→ Dataset excerpts

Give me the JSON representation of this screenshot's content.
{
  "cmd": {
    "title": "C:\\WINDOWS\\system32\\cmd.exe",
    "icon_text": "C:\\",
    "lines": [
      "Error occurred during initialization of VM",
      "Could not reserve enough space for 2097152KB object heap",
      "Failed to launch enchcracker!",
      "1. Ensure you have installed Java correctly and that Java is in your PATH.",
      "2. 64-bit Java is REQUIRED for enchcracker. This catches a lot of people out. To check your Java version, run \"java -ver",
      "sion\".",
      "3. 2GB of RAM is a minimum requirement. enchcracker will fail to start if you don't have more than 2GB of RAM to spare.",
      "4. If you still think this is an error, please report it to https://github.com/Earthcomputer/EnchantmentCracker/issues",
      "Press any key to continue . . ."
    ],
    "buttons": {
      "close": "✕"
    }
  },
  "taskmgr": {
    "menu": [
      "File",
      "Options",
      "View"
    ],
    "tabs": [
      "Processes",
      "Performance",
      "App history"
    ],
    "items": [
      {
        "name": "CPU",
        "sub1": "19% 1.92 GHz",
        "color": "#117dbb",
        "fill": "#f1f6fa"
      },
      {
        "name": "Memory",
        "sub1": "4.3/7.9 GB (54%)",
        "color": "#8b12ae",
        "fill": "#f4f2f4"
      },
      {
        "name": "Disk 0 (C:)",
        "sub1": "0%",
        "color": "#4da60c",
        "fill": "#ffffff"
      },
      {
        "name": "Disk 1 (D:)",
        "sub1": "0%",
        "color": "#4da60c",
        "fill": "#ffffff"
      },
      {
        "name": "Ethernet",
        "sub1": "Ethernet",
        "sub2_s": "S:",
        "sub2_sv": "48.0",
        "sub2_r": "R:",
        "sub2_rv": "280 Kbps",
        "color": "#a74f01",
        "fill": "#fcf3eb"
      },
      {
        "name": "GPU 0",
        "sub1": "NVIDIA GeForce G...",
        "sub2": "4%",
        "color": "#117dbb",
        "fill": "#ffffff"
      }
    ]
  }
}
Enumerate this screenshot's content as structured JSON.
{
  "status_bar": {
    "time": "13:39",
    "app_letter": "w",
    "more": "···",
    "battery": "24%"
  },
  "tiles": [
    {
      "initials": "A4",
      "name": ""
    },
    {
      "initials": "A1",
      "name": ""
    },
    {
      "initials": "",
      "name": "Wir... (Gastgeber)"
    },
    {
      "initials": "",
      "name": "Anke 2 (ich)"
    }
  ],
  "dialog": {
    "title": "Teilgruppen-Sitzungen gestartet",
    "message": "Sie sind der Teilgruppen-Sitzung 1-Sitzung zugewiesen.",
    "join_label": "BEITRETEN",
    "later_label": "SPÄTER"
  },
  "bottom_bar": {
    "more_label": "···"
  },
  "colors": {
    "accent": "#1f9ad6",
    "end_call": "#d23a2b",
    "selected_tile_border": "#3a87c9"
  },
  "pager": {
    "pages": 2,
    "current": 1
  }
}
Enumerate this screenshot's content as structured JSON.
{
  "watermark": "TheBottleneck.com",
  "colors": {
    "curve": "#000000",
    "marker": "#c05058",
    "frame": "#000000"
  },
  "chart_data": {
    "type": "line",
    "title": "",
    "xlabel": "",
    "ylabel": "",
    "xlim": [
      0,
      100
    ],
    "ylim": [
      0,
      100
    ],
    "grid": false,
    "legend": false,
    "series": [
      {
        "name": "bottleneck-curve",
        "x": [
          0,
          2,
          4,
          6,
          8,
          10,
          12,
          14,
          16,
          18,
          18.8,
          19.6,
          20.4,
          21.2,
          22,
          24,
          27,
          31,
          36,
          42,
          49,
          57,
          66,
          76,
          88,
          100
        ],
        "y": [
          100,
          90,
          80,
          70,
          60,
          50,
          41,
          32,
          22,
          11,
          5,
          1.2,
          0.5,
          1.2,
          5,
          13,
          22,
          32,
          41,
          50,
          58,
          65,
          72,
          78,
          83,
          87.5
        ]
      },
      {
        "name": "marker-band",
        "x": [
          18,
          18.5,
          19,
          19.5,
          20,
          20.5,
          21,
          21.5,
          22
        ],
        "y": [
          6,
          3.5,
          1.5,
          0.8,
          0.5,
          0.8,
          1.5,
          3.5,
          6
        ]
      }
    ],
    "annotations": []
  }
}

--

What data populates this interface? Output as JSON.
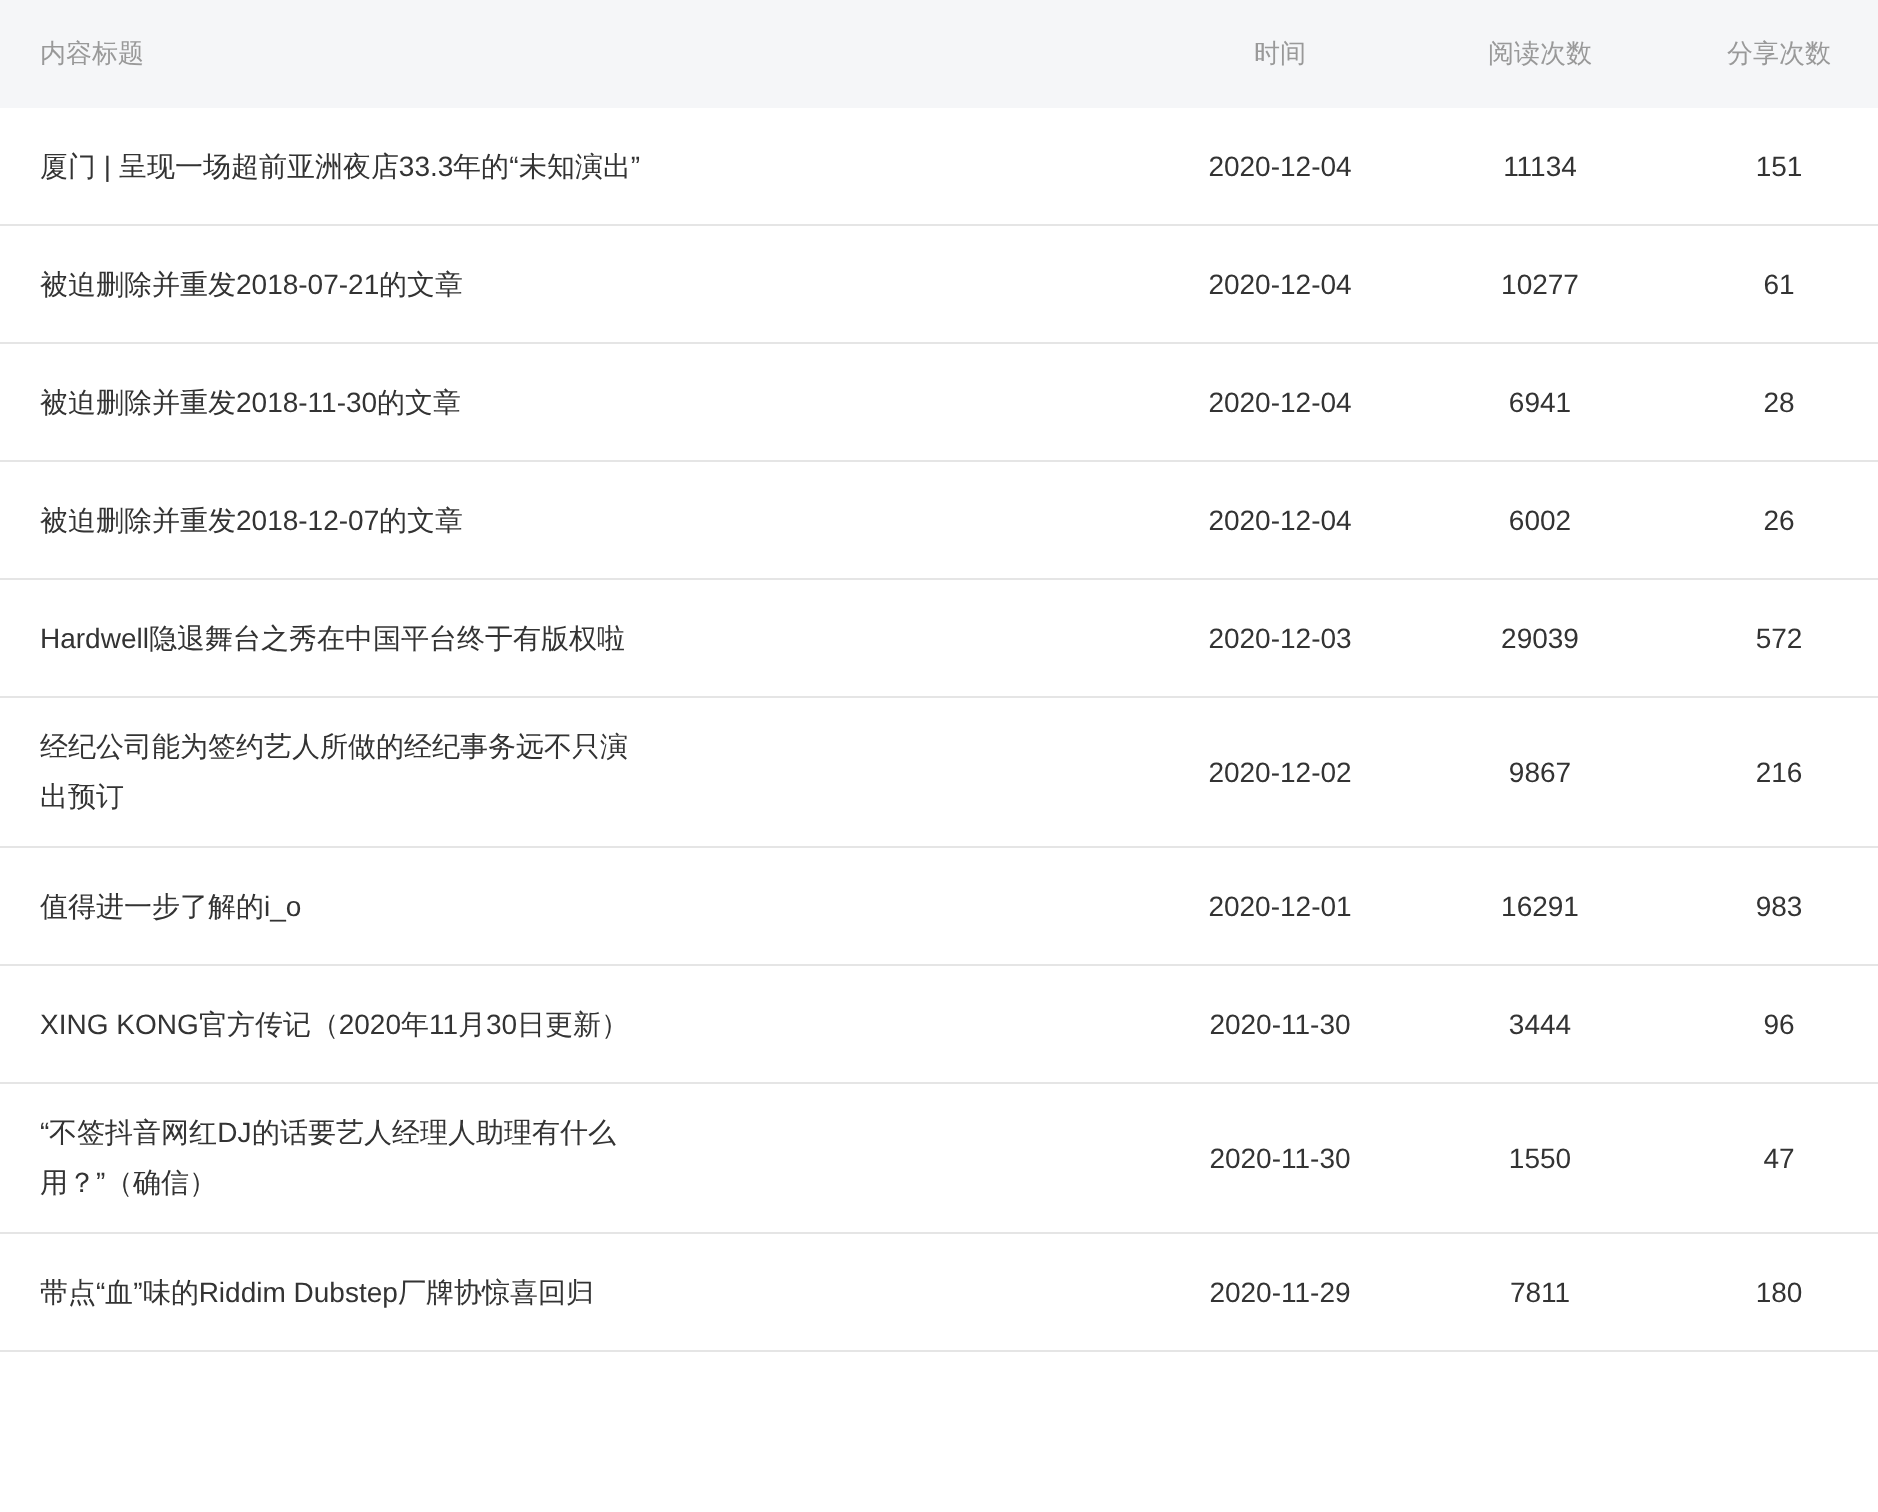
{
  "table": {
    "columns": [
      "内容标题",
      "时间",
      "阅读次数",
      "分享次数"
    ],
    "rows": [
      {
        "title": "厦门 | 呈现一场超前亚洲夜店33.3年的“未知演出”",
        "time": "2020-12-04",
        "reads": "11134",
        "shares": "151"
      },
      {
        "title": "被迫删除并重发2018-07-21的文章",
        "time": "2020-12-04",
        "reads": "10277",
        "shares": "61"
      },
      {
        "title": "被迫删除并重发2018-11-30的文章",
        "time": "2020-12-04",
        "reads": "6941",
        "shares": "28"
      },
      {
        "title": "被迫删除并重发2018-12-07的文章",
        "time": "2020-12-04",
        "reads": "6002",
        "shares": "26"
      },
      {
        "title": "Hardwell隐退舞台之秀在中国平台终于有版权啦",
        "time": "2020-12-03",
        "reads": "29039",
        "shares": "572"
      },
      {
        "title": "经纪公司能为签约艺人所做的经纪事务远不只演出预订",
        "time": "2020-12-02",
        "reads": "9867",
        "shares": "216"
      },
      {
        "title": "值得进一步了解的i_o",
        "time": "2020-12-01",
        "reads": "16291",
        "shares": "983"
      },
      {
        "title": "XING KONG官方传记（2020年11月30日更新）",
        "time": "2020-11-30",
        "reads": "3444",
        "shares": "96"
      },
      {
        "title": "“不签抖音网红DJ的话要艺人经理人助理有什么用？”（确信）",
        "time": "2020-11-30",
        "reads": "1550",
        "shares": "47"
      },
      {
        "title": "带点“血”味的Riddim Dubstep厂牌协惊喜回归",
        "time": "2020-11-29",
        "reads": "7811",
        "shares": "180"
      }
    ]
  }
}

→ Exercise aim
Scan the material above and determine how many lines include the word "name"; report only the number.

→ Task solution
12